Quote the records that follow in full, leaving the pictures out.

#### [RECORD EXTRACTS]

◇ ◇ ◇

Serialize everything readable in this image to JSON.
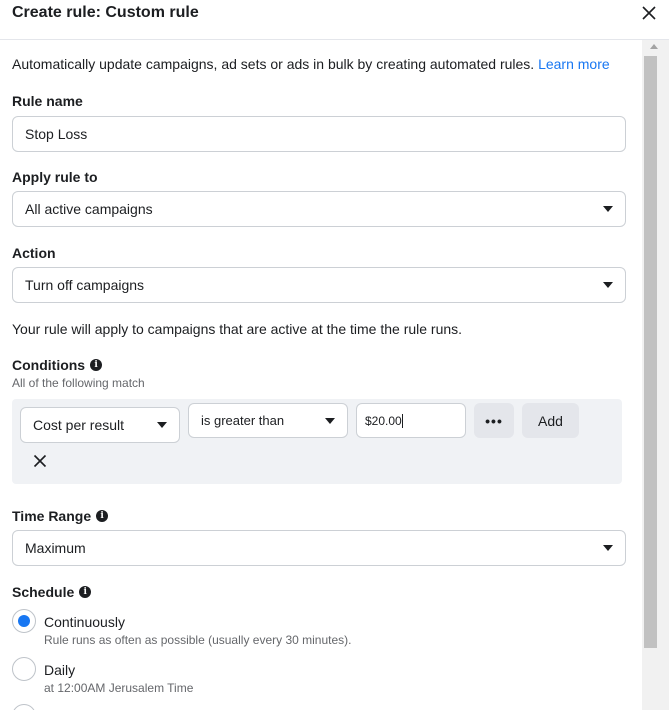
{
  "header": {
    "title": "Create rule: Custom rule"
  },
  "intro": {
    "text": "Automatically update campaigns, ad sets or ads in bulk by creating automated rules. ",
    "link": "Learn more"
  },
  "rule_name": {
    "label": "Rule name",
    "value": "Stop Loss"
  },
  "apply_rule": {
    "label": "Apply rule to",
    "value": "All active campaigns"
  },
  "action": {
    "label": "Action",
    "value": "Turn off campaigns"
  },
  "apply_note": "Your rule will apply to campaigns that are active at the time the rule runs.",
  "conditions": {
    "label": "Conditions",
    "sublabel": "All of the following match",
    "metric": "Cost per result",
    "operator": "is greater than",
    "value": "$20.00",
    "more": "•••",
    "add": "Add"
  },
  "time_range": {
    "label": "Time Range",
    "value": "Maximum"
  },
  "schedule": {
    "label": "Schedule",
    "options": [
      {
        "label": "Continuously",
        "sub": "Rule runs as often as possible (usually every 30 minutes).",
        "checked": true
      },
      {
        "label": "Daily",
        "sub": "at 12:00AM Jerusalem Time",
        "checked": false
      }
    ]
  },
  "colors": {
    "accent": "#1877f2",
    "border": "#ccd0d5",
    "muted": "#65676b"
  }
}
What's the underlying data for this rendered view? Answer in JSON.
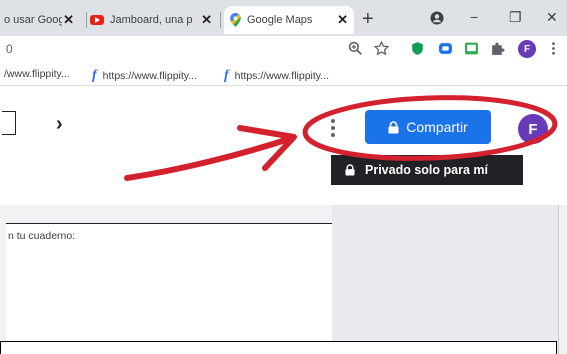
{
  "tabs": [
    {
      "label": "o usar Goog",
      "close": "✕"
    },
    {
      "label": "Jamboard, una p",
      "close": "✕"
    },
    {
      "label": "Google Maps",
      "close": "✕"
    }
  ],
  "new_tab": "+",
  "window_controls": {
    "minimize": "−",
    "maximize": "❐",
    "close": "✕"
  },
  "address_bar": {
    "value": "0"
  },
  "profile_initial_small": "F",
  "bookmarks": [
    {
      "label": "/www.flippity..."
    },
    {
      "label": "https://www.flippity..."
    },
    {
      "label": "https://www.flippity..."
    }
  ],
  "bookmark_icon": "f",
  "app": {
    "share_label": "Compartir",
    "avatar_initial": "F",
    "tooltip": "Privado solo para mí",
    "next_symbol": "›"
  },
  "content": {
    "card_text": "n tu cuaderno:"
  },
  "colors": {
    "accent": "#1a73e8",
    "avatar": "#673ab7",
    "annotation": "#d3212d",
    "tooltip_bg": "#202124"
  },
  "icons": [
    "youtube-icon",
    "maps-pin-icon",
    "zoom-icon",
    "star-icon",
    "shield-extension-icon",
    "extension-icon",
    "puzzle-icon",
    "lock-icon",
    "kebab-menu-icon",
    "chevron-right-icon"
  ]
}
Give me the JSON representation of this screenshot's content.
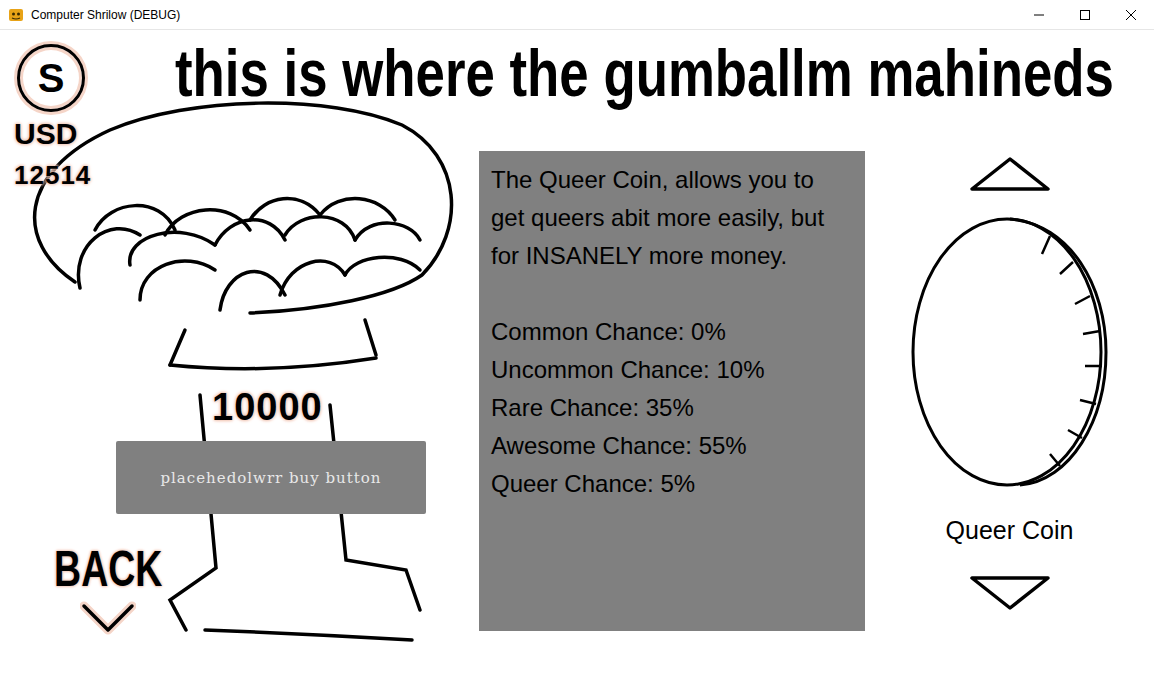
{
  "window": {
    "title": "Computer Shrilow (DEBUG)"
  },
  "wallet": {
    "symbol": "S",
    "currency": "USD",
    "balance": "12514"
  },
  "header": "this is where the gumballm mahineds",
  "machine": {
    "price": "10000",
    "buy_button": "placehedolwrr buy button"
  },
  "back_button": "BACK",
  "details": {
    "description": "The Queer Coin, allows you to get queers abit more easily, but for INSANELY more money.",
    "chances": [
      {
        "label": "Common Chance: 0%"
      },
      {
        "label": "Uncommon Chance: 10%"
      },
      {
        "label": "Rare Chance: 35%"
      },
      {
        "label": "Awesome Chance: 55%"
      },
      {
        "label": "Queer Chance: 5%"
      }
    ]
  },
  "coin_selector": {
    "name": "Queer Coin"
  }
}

◇ ◇ ◇

#### [RIGHT ANSWER]
Serialize everything readable in this image to JSON.
{
  "header": {
    "title": "Create rule: Custom rule"
  },
  "intro": {
    "text": "Automatically update campaigns, ad sets or ads in bulk by creating automated rules. ",
    "link": "Learn more"
  },
  "rule_name": {
    "label": "Rule name",
    "value": "Stop Loss"
  },
  "apply_rule": {
    "label": "Apply rule to",
    "value": "All active campaigns"
  },
  "action": {
    "label": "Action",
    "value": "Turn off campaigns"
  },
  "apply_note": "Your rule will apply to campaigns that are active at the time the rule runs.",
  "conditions": {
    "label": "Conditions",
    "sublabel": "All of the following match",
    "metric": "Cost per result",
    "operator": "is greater than",
    "value": "$20.00",
    "more": "•••",
    "add": "Add"
  },
  "time_range": {
    "label": "Time Range",
    "value": "Maximum"
  },
  "schedule": {
    "label": "Schedule",
    "options": [
      {
        "label": "Continuously",
        "sub": "Rule runs as often as possible (usually every 30 minutes).",
        "checked": true
      },
      {
        "label": "Daily",
        "sub": "at 12:00AM Jerusalem Time",
        "checked": false
      }
    ]
  },
  "colors": {
    "accent": "#1877f2",
    "border": "#ccd0d5",
    "muted": "#65676b"
  }
}
What's the underlying data for this rendered view? Answer in JSON.
{
  "tabs": [
    {
      "label": "o usar Goog",
      "close": "✕"
    },
    {
      "label": "Jamboard, una p",
      "close": "✕"
    },
    {
      "label": "Google Maps",
      "close": "✕"
    }
  ],
  "new_tab": "+",
  "window_controls": {
    "minimize": "−",
    "maximize": "❐",
    "close": "✕"
  },
  "address_bar": {
    "value": "0"
  },
  "profile_initial_small": "F",
  "bookmarks": [
    {
      "label": "/www.flippity..."
    },
    {
      "label": "https://www.flippity..."
    },
    {
      "label": "https://www.flippity..."
    }
  ],
  "bookmark_icon": "f",
  "app": {
    "share_label": "Compartir",
    "avatar_initial": "F",
    "tooltip": "Privado solo para mí",
    "next_symbol": "›"
  },
  "content": {
    "card_text": "n tu cuaderno:"
  },
  "colors": {
    "accent": "#1a73e8",
    "avatar": "#673ab7",
    "annotation": "#d3212d",
    "tooltip_bg": "#202124"
  },
  "icons": [
    "youtube-icon",
    "maps-pin-icon",
    "zoom-icon",
    "star-icon",
    "shield-extension-icon",
    "extension-icon",
    "puzzle-icon",
    "lock-icon",
    "kebab-menu-icon",
    "chevron-right-icon"
  ]
}
Give me the JSON representation of this screenshot's content.
{
  "window": {
    "title": "Computer Shrilow (DEBUG)"
  },
  "wallet": {
    "symbol": "S",
    "currency": "USD",
    "balance": "12514"
  },
  "header": "this is where the gumballm mahineds",
  "machine": {
    "price": "10000",
    "buy_button": "placehedolwrr buy button"
  },
  "back_button": "BACK",
  "details": {
    "description": "The Queer Coin, allows you to get queers abit more easily, but for INSANELY more money.",
    "chances": [
      {
        "label": "Common Chance: 0%"
      },
      {
        "label": "Uncommon Chance: 10%"
      },
      {
        "label": "Rare Chance: 35%"
      },
      {
        "label": "Awesome Chance: 55%"
      },
      {
        "label": "Queer Chance: 5%"
      }
    ]
  },
  "coin_selector": {
    "name": "Queer Coin"
  }
}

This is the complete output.